THE TASK ::
Write out the entries again exactly as they are given.

(Records about charts and figures)
──────────────────────────────

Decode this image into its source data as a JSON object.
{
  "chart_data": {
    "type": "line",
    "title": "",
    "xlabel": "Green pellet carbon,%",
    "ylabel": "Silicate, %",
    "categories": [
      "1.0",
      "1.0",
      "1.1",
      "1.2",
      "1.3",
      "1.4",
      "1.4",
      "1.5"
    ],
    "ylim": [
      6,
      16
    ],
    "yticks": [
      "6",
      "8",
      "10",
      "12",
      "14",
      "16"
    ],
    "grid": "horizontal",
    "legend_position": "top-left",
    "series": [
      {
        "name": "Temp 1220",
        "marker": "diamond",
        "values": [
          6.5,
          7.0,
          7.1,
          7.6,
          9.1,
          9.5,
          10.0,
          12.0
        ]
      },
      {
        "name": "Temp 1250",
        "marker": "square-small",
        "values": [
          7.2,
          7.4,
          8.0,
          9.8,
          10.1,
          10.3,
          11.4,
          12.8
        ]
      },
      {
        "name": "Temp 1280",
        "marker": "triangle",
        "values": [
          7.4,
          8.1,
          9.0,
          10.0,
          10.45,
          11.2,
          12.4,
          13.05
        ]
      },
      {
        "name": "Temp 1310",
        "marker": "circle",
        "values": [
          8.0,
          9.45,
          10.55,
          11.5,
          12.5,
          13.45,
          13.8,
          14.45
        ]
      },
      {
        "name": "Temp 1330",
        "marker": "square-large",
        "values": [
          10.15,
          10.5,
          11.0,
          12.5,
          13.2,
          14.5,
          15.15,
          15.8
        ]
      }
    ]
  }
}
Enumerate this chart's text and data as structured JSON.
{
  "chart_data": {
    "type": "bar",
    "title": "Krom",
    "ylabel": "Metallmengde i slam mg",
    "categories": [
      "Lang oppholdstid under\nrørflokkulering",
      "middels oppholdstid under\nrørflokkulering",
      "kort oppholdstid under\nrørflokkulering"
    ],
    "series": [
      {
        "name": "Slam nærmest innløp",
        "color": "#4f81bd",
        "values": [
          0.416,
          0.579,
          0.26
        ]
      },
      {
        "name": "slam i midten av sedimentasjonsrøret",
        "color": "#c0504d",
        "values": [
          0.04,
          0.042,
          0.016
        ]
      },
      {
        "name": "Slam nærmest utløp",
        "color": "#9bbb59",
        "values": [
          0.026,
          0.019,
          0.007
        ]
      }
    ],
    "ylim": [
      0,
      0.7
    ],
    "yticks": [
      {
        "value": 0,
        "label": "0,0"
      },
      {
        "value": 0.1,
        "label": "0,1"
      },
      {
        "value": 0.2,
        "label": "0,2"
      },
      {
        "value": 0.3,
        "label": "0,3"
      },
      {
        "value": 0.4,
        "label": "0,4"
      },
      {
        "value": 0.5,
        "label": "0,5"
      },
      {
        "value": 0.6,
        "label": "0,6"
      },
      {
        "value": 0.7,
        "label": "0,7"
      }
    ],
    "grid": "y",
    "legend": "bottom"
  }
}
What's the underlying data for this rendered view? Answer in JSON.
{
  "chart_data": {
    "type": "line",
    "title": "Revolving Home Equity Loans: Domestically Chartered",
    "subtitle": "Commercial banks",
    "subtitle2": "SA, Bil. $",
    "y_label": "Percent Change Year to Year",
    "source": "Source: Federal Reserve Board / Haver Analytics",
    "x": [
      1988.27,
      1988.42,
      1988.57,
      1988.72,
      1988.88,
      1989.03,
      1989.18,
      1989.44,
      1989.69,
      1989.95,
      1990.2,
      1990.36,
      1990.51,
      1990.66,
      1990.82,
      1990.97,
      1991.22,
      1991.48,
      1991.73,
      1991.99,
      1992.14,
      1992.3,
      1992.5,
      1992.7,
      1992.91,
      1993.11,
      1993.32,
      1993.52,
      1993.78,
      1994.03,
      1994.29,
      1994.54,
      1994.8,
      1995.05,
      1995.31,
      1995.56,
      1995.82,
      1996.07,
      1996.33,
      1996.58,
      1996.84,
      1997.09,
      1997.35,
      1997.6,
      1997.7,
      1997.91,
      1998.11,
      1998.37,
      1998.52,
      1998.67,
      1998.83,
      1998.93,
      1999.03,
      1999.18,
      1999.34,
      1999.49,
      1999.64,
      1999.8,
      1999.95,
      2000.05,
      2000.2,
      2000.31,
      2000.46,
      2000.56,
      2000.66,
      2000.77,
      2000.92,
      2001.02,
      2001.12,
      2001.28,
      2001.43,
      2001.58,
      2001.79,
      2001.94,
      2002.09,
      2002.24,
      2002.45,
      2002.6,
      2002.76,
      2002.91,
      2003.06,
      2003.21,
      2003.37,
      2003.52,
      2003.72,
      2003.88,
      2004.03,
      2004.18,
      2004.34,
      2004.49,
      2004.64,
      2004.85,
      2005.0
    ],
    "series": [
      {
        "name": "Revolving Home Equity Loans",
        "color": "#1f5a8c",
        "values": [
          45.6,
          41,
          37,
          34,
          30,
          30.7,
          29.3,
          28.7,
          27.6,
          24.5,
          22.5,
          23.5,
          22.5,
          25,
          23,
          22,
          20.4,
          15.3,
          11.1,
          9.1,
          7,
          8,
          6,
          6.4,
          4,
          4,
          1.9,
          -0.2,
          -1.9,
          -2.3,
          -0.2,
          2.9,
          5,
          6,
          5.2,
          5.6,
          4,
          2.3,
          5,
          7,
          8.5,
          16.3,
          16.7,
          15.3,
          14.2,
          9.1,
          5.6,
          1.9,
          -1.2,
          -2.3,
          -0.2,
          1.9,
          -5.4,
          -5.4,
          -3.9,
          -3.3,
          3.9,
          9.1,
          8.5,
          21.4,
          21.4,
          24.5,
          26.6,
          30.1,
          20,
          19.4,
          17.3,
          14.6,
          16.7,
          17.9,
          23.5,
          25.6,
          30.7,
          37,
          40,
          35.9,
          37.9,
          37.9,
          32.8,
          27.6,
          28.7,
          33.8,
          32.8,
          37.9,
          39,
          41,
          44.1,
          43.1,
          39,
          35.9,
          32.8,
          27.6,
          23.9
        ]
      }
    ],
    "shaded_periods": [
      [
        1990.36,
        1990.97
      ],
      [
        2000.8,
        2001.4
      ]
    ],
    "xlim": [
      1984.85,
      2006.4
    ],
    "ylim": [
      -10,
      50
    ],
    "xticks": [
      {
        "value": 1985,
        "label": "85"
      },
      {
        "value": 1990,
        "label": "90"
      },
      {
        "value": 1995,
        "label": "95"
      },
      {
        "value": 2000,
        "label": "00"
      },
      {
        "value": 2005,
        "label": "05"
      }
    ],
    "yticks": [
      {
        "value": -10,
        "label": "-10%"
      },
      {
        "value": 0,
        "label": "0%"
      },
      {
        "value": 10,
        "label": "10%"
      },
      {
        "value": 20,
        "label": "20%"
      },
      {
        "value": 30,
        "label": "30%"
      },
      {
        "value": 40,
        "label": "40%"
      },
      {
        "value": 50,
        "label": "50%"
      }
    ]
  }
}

──────────────────────────────

EXPECTED ANSWER ::
Decode this image into its source data as a JSON object.
{
  "chart_data": {
    "type": "line",
    "title": "",
    "xlabel": "Green pellet carbon,%",
    "ylabel": "Silicate, %",
    "categories": [
      "1.0",
      "1.0",
      "1.1",
      "1.2",
      "1.3",
      "1.4",
      "1.4",
      "1.5"
    ],
    "ylim": [
      6,
      16
    ],
    "yticks": [
      "6",
      "8",
      "10",
      "12",
      "14",
      "16"
    ],
    "grid": "horizontal",
    "legend_position": "top-left",
    "series": [
      {
        "name": "Temp 1220",
        "marker": "diamond",
        "values": [
          6.5,
          7.0,
          7.1,
          7.6,
          9.1,
          9.5,
          10.0,
          12.0
        ]
      },
      {
        "name": "Temp 1250",
        "marker": "square-small",
        "values": [
          7.2,
          7.4,
          8.0,
          9.8,
          10.1,
          10.3,
          11.4,
          12.8
        ]
      },
      {
        "name": "Temp 1280",
        "marker": "triangle",
        "values": [
          7.4,
          8.1,
          9.0,
          10.0,
          10.45,
          11.2,
          12.4,
          13.05
        ]
      },
      {
        "name": "Temp 1310",
        "marker": "circle",
        "values": [
          8.0,
          9.45,
          10.55,
          11.5,
          12.5,
          13.45,
          13.8,
          14.45
        ]
      },
      {
        "name": "Temp 1330",
        "marker": "square-large",
        "values": [
          10.15,
          10.5,
          11.0,
          12.5,
          13.2,
          14.5,
          15.15,
          15.8
        ]
      }
    ]
  }
}
Enumerate this chart's text and data as structured JSON.
{
  "chart_data": {
    "type": "bar",
    "title": "Krom",
    "ylabel": "Metallmengde i slam mg",
    "categories": [
      "Lang oppholdstid under\nrørflokkulering",
      "middels oppholdstid under\nrørflokkulering",
      "kort oppholdstid under\nrørflokkulering"
    ],
    "series": [
      {
        "name": "Slam nærmest innløp",
        "color": "#4f81bd",
        "values": [
          0.416,
          0.579,
          0.26
        ]
      },
      {
        "name": "slam i midten av sedimentasjonsrøret",
        "color": "#c0504d",
        "values": [
          0.04,
          0.042,
          0.016
        ]
      },
      {
        "name": "Slam nærmest utløp",
        "color": "#9bbb59",
        "values": [
          0.026,
          0.019,
          0.007
        ]
      }
    ],
    "ylim": [
      0,
      0.7
    ],
    "yticks": [
      {
        "value": 0,
        "label": "0,0"
      },
      {
        "value": 0.1,
        "label": "0,1"
      },
      {
        "value": 0.2,
        "label": "0,2"
      },
      {
        "value": 0.3,
        "label": "0,3"
      },
      {
        "value": 0.4,
        "label": "0,4"
      },
      {
        "value": 0.5,
        "label": "0,5"
      },
      {
        "value": 0.6,
        "label": "0,6"
      },
      {
        "value": 0.7,
        "label": "0,7"
      }
    ],
    "grid": "y",
    "legend": "bottom"
  }
}
What's the underlying data for this rendered view? Answer in JSON.
{
  "chart_data": {
    "type": "line",
    "title": "Revolving Home Equity Loans: Domestically Chartered",
    "subtitle": "Commercial banks",
    "subtitle2": "SA, Bil. $",
    "y_label": "Percent Change Year to Year",
    "source": "Source: Federal Reserve Board / Haver Analytics",
    "x": [
      1988.27,
      1988.42,
      1988.57,
      1988.72,
      1988.88,
      1989.03,
      1989.18,
      1989.44,
      1989.69,
      1989.95,
      1990.2,
      1990.36,
      1990.51,
      1990.66,
      1990.82,
      1990.97,
      1991.22,
      1991.48,
      1991.73,
      1991.99,
      1992.14,
      1992.3,
      1992.5,
      1992.7,
      1992.91,
      1993.11,
      1993.32,
      1993.52,
      1993.78,
      1994.03,
      1994.29,
      1994.54,
      1994.8,
      1995.05,
      1995.31,
      1995.56,
      1995.82,
      1996.07,
      1996.33,
      1996.58,
      1996.84,
      1997.09,
      1997.35,
      1997.6,
      1997.7,
      1997.91,
      1998.11,
      1998.37,
      1998.52,
      1998.67,
      1998.83,
      1998.93,
      1999.03,
      1999.18,
      1999.34,
      1999.49,
      1999.64,
      1999.8,
      1999.95,
      2000.05,
      2000.2,
      2000.31,
      2000.46,
      2000.56,
      2000.66,
      2000.77,
      2000.92,
      2001.02,
      2001.12,
      2001.28,
      2001.43,
      2001.58,
      2001.79,
      2001.94,
      2002.09,
      2002.24,
      2002.45,
      2002.6,
      2002.76,
      2002.91,
      2003.06,
      2003.21,
      2003.37,
      2003.52,
      2003.72,
      2003.88,
      2004.03,
      2004.18,
      2004.34,
      2004.49,
      2004.64,
      2004.85,
      2005.0
    ],
    "series": [
      {
        "name": "Revolving Home Equity Loans",
        "color": "#1f5a8c",
        "values": [
          45.6,
          41,
          37,
          34,
          30,
          30.7,
          29.3,
          28.7,
          27.6,
          24.5,
          22.5,
          23.5,
          22.5,
          25,
          23,
          22,
          20.4,
          15.3,
          11.1,
          9.1,
          7,
          8,
          6,
          6.4,
          4,
          4,
          1.9,
          -0.2,
          -1.9,
          -2.3,
          -0.2,
          2.9,
          5,
          6,
          5.2,
          5.6,
          4,
          2.3,
          5,
          7,
          8.5,
          16.3,
          16.7,
          15.3,
          14.2,
          9.1,
          5.6,
          1.9,
          -1.2,
          -2.3,
          -0.2,
          1.9,
          -5.4,
          -5.4,
          -3.9,
          -3.3,
          3.9,
          9.1,
          8.5,
          21.4,
          21.4,
          24.5,
          26.6,
          30.1,
          20,
          19.4,
          17.3,
          14.6,
          16.7,
          17.9,
          23.5,
          25.6,
          30.7,
          37,
          40,
          35.9,
          37.9,
          37.9,
          32.8,
          27.6,
          28.7,
          33.8,
          32.8,
          37.9,
          39,
          41,
          44.1,
          43.1,
          39,
          35.9,
          32.8,
          27.6,
          23.9
        ]
      }
    ],
    "shaded_periods": [
      [
        1990.36,
        1990.97
      ],
      [
        2000.8,
        2001.4
      ]
    ],
    "xlim": [
      1984.85,
      2006.4
    ],
    "ylim": [
      -10,
      50
    ],
    "xticks": [
      {
        "value": 1985,
        "label": "85"
      },
      {
        "value": 1990,
        "label": "90"
      },
      {
        "value": 1995,
        "label": "95"
      },
      {
        "value": 2000,
        "label": "00"
      },
      {
        "value": 2005,
        "label": "05"
      }
    ],
    "yticks": [
      {
        "value": -10,
        "label": "-10%"
      },
      {
        "value": 0,
        "label": "0%"
      },
      {
        "value": 10,
        "label": "10%"
      },
      {
        "value": 20,
        "label": "20%"
      },
      {
        "value": 30,
        "label": "30%"
      },
      {
        "value": 40,
        "label": "40%"
      },
      {
        "value": 50,
        "label": "50%"
      }
    ]
  }
}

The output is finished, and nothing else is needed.